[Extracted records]
= = = = = = =
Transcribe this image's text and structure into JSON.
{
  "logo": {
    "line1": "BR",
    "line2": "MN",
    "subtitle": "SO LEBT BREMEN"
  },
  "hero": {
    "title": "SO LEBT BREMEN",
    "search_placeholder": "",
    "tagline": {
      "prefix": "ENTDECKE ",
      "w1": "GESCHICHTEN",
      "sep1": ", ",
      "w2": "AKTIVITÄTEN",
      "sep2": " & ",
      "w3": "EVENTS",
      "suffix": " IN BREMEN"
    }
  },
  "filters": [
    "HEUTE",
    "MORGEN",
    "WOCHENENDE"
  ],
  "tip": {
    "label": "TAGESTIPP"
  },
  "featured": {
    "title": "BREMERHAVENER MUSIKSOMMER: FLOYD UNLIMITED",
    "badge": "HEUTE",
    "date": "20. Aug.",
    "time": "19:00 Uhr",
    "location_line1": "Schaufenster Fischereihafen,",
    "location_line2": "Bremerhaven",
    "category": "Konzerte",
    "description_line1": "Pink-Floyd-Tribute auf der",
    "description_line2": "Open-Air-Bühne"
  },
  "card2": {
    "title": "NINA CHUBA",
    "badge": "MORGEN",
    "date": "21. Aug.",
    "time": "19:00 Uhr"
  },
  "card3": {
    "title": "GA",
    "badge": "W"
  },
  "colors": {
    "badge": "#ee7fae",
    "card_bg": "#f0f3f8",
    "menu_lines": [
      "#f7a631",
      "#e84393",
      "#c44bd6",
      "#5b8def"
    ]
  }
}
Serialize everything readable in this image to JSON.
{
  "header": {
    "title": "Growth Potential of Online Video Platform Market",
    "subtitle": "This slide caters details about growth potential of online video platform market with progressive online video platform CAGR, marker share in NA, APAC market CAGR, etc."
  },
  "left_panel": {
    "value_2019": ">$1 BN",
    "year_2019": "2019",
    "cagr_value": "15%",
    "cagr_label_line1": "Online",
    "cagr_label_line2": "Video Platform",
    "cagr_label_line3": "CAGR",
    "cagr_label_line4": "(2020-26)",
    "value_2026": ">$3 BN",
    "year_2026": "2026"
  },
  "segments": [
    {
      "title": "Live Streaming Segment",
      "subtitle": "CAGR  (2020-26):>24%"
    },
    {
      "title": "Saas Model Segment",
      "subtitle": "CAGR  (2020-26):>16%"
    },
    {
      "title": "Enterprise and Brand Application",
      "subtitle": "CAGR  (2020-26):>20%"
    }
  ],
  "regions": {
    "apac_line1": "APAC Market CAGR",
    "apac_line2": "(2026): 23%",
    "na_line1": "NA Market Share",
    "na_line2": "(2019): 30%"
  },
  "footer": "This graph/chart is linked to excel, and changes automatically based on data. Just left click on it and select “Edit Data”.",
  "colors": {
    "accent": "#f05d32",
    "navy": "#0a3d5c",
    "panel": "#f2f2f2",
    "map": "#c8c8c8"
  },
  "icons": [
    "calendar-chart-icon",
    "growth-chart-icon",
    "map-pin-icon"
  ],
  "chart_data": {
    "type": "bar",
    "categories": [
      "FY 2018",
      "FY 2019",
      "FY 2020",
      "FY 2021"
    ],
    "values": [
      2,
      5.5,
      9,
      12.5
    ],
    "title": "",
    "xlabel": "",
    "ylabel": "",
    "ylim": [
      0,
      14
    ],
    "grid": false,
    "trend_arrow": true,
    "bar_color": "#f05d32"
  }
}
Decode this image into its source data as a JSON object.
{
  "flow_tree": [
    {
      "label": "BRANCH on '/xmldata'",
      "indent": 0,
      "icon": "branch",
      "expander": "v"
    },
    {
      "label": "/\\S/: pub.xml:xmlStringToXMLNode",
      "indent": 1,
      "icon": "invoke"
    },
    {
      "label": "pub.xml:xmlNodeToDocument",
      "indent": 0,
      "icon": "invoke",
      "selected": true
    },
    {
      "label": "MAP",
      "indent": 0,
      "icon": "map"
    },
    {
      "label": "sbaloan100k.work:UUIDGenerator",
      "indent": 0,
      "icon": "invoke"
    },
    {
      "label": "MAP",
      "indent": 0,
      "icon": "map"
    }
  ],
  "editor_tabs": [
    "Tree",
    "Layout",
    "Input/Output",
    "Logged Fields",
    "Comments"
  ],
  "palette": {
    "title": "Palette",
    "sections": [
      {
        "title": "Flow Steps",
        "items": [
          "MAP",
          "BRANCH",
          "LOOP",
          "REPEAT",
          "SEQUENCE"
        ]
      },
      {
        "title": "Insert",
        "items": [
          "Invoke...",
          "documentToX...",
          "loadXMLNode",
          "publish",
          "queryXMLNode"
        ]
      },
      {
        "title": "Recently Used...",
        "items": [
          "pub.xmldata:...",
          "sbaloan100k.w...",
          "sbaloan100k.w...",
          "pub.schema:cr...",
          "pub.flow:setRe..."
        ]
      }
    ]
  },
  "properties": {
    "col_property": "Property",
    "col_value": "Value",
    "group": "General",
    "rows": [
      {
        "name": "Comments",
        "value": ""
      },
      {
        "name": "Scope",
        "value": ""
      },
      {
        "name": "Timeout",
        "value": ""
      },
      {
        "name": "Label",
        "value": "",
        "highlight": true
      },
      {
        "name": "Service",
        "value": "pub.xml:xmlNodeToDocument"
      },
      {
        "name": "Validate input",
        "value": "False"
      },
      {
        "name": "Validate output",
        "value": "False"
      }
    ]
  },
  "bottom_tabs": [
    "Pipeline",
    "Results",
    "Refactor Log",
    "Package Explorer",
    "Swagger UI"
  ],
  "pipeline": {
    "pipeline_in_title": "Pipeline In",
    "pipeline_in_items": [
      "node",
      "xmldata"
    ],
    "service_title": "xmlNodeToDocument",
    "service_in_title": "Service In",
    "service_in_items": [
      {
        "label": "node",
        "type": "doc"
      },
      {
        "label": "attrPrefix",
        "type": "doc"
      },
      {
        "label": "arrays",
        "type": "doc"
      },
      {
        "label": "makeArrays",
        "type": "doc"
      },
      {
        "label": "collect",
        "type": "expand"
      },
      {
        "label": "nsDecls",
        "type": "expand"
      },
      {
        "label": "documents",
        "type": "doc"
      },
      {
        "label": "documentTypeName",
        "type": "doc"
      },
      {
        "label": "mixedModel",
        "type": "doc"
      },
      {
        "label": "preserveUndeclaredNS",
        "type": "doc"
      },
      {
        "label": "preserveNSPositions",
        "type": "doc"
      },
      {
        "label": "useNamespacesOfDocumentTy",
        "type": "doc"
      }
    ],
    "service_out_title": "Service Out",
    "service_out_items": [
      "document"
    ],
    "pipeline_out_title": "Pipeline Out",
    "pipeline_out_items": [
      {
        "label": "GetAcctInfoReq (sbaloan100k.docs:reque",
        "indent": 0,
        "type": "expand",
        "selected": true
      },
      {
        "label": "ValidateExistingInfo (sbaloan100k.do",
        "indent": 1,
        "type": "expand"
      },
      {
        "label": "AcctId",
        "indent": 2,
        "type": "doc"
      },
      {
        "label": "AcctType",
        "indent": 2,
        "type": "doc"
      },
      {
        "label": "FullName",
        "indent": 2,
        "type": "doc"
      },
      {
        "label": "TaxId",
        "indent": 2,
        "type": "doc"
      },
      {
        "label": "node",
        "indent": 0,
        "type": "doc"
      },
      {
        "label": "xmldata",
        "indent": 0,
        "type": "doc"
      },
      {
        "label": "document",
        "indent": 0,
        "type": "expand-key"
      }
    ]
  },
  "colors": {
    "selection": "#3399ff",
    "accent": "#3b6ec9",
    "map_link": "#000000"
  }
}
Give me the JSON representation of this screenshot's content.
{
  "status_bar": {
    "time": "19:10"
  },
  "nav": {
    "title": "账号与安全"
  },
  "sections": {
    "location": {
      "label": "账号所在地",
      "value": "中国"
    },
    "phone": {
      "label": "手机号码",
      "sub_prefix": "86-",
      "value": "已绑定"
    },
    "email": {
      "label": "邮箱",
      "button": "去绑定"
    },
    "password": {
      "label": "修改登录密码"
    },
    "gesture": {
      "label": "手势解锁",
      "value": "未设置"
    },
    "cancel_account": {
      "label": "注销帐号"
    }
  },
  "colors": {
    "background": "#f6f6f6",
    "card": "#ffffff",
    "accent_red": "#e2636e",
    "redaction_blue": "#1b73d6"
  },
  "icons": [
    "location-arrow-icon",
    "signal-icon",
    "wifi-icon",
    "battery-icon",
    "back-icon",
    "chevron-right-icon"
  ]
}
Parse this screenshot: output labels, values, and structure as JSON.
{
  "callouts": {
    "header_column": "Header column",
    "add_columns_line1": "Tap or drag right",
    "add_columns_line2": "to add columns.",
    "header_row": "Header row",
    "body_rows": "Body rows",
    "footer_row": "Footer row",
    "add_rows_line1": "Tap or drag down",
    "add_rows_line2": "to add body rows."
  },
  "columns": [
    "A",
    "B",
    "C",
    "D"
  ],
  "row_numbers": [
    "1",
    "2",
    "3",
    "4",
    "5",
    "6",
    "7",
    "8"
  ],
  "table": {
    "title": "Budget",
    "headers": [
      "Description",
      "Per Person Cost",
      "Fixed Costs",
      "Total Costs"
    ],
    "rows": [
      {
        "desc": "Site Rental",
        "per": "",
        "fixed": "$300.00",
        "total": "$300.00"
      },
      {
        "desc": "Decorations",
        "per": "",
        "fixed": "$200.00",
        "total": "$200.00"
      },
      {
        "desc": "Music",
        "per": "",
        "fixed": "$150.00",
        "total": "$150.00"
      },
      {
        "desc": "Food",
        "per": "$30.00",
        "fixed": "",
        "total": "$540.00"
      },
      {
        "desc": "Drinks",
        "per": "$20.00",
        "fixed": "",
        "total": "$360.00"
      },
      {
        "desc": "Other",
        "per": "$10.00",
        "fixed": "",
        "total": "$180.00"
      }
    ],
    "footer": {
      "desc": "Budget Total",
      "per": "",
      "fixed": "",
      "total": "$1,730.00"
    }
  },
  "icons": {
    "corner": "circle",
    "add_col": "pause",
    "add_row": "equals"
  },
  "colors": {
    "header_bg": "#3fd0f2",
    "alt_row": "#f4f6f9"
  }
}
= = = = = = =
Select every line in the records above that contains the word "BREMEN".

    "subtitle": "SO LEBT BREMEN"
    "title": "SO LEBT BREMEN",
      "suffix": " IN BREMEN"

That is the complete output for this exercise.